## The data
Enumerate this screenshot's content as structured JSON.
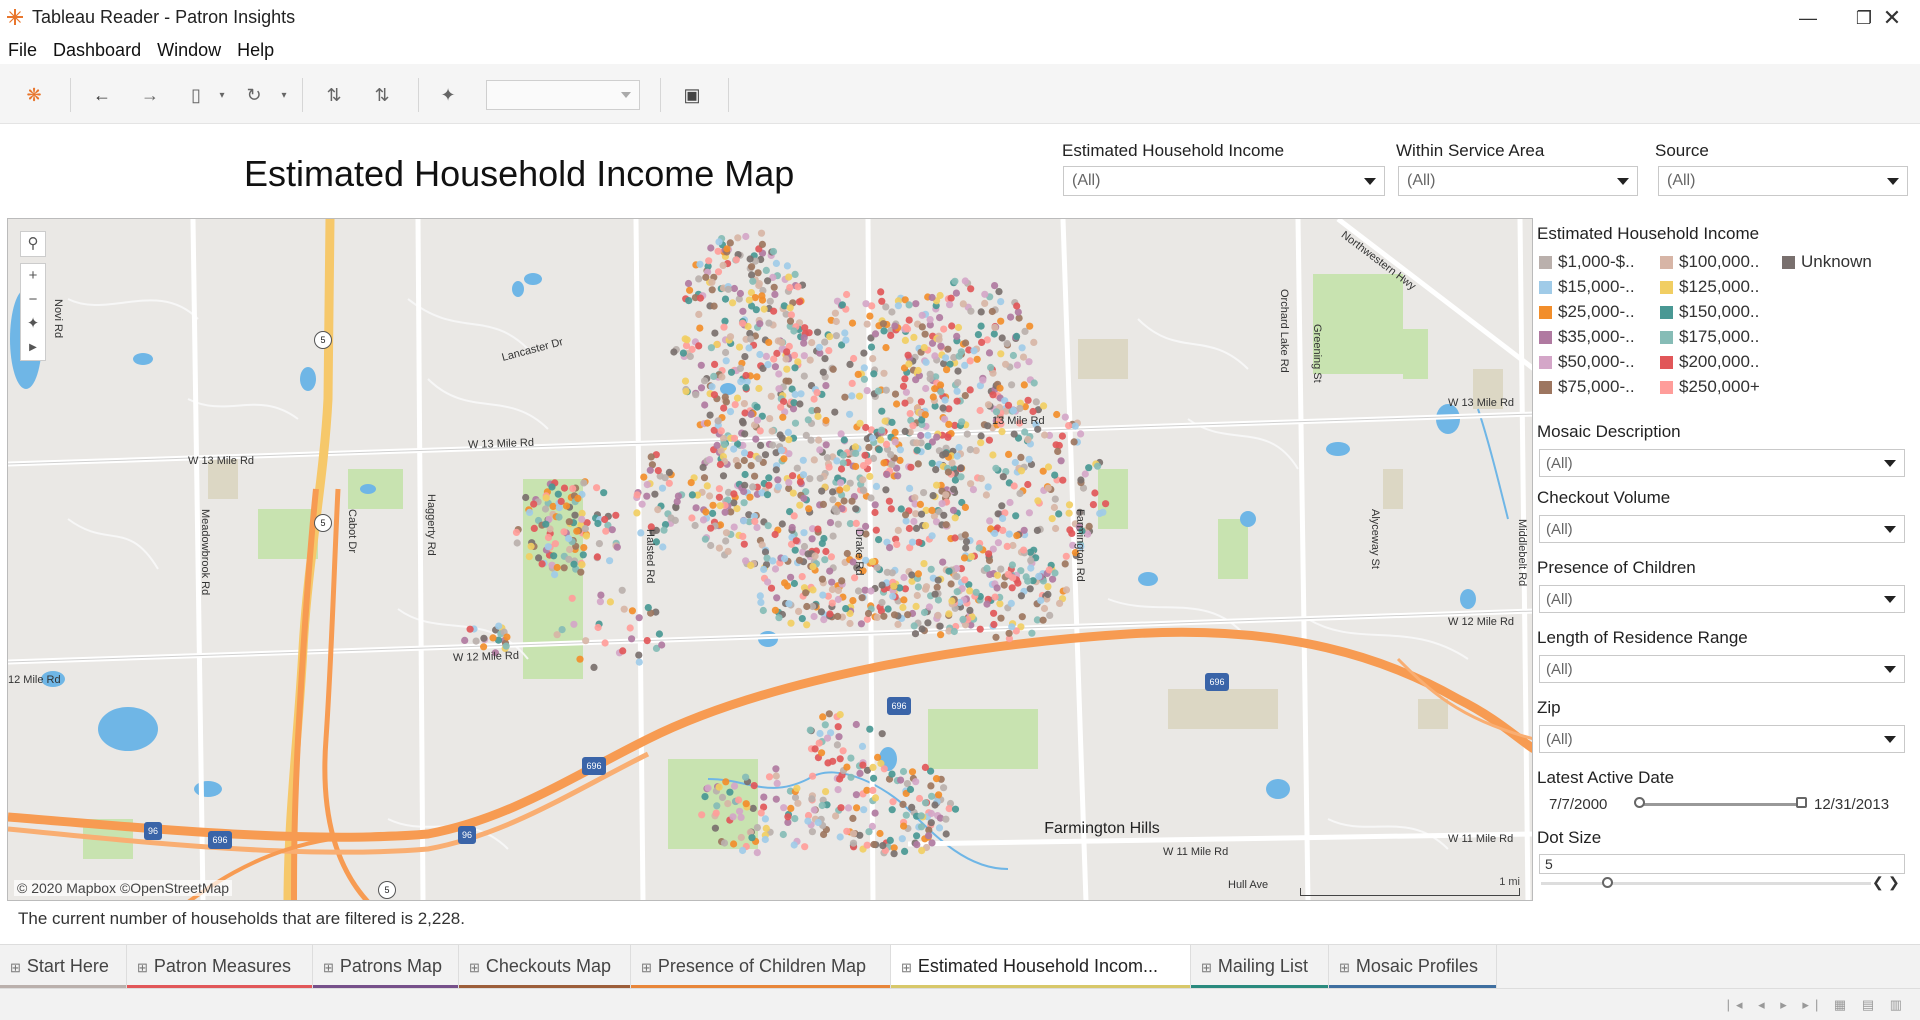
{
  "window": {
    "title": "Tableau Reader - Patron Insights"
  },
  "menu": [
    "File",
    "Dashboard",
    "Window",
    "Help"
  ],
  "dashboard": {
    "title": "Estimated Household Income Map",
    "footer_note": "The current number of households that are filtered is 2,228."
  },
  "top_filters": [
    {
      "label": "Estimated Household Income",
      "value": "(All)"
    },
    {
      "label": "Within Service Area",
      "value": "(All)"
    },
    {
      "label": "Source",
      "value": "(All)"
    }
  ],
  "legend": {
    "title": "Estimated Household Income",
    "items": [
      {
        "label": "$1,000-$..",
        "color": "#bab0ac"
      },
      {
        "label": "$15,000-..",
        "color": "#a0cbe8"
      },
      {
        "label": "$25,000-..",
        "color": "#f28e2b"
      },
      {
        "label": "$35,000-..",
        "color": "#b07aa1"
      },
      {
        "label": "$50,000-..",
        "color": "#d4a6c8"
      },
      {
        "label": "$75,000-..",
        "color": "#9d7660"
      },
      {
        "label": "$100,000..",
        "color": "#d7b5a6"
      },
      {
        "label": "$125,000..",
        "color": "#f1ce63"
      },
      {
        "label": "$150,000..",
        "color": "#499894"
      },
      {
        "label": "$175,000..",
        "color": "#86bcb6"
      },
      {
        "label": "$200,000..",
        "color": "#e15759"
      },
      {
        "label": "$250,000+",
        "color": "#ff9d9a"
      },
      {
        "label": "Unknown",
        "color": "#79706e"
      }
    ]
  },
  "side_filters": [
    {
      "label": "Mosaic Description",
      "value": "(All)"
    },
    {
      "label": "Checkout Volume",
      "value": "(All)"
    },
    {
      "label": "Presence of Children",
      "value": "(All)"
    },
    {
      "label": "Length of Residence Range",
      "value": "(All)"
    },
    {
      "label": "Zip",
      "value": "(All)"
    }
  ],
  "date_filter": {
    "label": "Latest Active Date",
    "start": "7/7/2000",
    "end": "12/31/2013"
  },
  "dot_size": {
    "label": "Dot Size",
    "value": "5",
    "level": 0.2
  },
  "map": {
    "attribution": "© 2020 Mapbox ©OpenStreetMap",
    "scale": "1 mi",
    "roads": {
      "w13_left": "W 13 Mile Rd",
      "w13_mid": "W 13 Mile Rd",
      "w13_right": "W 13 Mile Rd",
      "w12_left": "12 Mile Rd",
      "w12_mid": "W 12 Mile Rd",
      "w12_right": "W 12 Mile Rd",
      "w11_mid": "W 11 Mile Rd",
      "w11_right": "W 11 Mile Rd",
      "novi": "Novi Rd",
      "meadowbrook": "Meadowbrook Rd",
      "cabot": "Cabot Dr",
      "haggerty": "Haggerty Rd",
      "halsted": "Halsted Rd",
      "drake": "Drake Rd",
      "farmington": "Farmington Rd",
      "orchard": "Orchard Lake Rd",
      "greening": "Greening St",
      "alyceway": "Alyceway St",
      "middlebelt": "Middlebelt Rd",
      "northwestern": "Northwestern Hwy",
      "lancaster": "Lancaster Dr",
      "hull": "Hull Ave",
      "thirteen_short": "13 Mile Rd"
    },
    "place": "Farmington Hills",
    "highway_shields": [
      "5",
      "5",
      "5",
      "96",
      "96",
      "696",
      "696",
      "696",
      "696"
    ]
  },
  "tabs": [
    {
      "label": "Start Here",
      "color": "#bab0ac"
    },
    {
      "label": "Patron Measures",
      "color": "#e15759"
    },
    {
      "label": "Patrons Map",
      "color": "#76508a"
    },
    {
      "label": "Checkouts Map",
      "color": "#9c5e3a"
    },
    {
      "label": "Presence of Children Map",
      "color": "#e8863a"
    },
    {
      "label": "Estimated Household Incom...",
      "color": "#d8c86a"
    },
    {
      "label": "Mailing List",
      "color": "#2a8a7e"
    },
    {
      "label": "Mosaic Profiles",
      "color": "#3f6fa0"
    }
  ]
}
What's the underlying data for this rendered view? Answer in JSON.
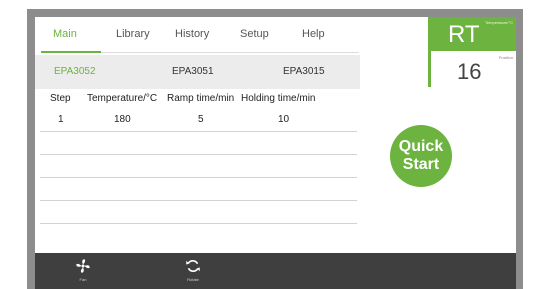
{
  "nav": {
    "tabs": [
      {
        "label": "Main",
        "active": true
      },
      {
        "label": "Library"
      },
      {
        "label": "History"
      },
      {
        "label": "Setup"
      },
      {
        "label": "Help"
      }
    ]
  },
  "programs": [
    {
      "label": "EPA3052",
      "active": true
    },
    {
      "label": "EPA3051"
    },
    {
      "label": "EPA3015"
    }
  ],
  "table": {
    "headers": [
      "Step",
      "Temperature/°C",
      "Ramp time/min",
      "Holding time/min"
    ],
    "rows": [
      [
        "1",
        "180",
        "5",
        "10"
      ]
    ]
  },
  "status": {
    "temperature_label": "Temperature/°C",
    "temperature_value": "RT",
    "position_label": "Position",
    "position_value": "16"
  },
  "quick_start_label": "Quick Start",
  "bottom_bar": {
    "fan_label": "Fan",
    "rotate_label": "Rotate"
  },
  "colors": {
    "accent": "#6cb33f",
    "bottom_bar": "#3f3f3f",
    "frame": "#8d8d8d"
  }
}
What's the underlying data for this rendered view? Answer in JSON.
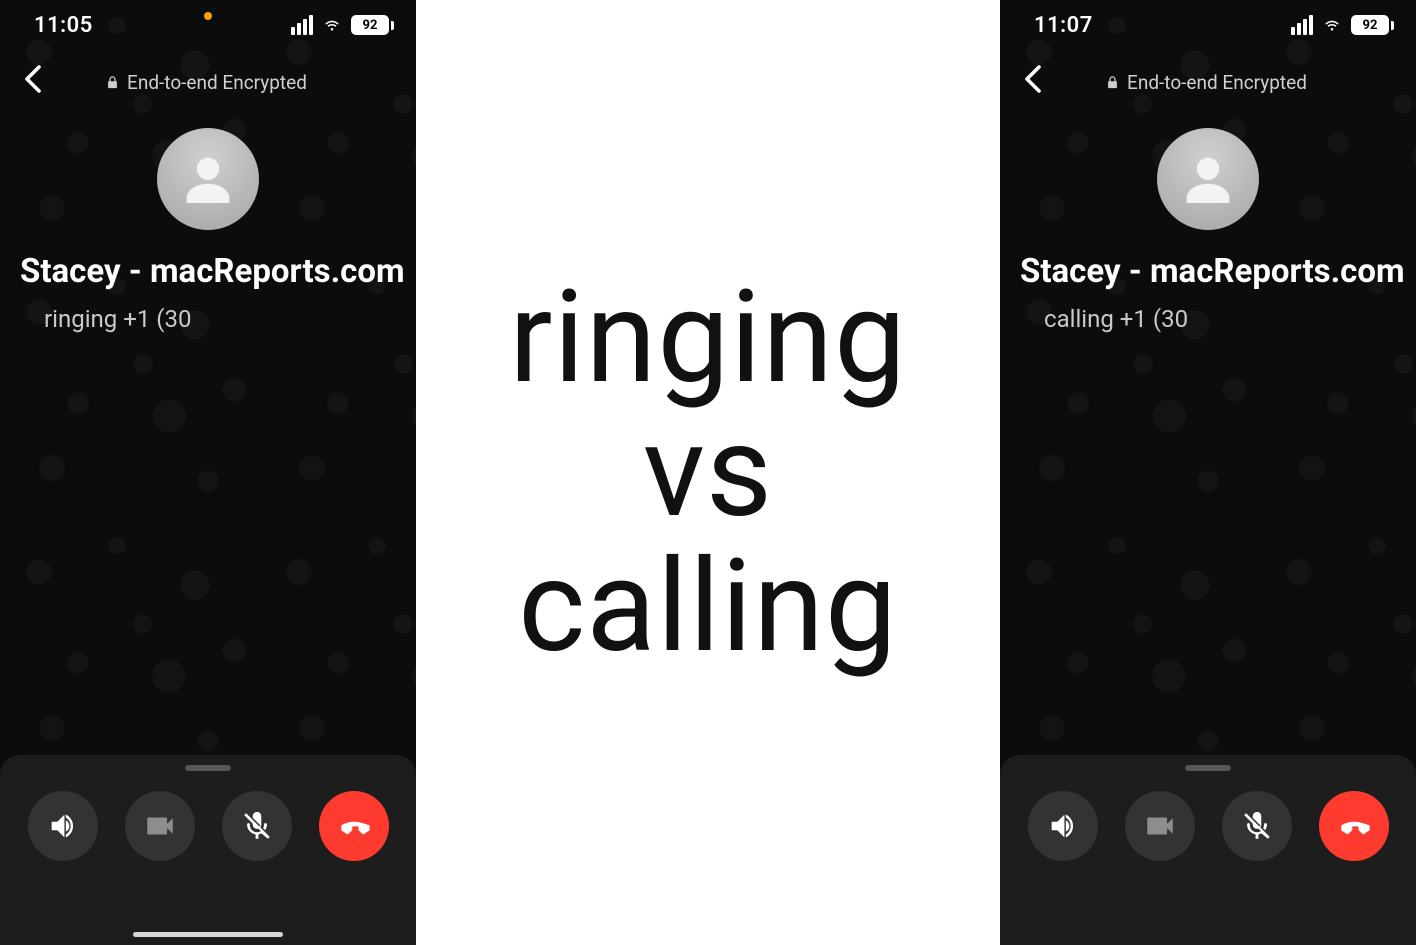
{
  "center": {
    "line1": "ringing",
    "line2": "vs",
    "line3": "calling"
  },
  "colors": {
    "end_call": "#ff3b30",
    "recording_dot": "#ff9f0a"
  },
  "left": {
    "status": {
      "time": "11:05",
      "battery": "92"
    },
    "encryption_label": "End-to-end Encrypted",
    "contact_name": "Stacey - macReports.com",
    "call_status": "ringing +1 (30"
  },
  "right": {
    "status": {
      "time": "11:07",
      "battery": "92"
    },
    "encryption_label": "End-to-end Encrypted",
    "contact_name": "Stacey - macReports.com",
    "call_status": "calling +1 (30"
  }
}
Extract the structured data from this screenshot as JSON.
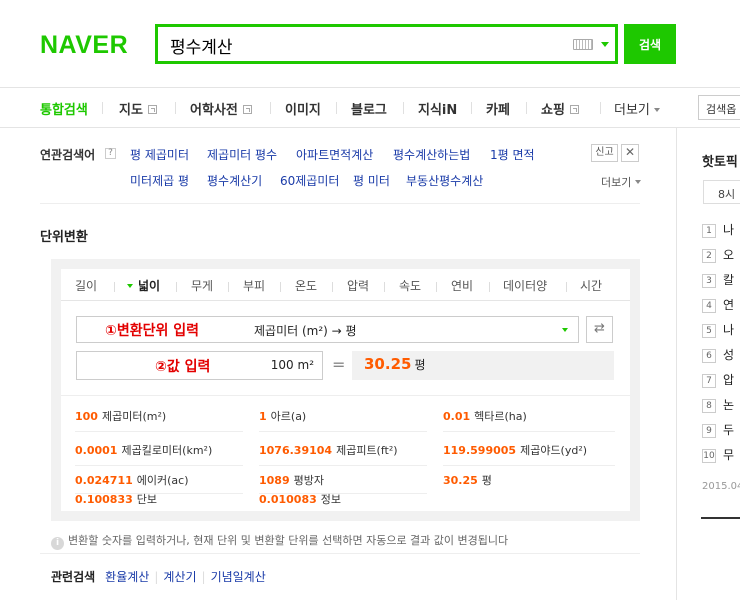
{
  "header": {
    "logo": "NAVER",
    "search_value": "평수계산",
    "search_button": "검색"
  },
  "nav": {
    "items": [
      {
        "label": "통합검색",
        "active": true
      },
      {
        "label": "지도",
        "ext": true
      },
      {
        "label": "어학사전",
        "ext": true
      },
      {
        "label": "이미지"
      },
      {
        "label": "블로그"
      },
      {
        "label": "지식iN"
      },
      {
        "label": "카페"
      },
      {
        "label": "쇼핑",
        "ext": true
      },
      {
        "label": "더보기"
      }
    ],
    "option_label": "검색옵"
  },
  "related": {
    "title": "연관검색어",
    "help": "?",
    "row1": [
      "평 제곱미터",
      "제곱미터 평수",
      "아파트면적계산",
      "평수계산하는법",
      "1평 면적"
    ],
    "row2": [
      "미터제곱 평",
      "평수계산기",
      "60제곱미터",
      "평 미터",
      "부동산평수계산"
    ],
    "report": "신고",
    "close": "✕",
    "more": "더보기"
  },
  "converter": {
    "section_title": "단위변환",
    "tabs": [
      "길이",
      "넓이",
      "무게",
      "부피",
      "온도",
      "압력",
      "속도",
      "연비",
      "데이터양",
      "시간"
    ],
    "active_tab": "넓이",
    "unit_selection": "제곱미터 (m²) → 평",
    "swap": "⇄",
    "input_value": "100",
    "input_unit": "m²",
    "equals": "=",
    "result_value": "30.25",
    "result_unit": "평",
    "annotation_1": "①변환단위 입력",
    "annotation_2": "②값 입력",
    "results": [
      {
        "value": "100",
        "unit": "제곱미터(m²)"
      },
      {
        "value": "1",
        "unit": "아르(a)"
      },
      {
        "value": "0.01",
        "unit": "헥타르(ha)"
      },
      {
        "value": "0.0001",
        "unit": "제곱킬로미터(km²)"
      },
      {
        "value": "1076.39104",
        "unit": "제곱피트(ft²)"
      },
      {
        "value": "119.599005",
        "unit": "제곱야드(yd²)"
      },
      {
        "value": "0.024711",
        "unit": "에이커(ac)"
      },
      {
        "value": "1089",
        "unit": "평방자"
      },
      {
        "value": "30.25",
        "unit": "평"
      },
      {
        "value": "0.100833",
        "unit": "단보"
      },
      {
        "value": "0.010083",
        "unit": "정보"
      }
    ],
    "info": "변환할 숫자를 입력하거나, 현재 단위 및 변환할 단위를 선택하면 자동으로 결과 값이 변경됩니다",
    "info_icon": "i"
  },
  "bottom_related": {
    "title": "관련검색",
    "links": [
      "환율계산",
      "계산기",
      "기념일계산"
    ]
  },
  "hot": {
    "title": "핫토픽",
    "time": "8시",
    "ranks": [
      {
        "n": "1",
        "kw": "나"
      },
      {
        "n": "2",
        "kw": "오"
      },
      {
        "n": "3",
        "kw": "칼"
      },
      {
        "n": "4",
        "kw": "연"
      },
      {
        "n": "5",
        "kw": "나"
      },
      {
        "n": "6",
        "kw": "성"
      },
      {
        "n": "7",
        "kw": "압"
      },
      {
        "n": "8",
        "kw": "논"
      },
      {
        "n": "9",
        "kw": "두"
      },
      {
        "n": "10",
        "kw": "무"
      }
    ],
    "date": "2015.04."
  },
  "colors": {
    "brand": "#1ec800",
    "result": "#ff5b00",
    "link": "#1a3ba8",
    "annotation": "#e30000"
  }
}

## Requirement
Copy out every line in the entries above that holds "Farmington".

## Result for this exercise
      "farmington": "Farmington Rd",
    "place": "Farmington Hills",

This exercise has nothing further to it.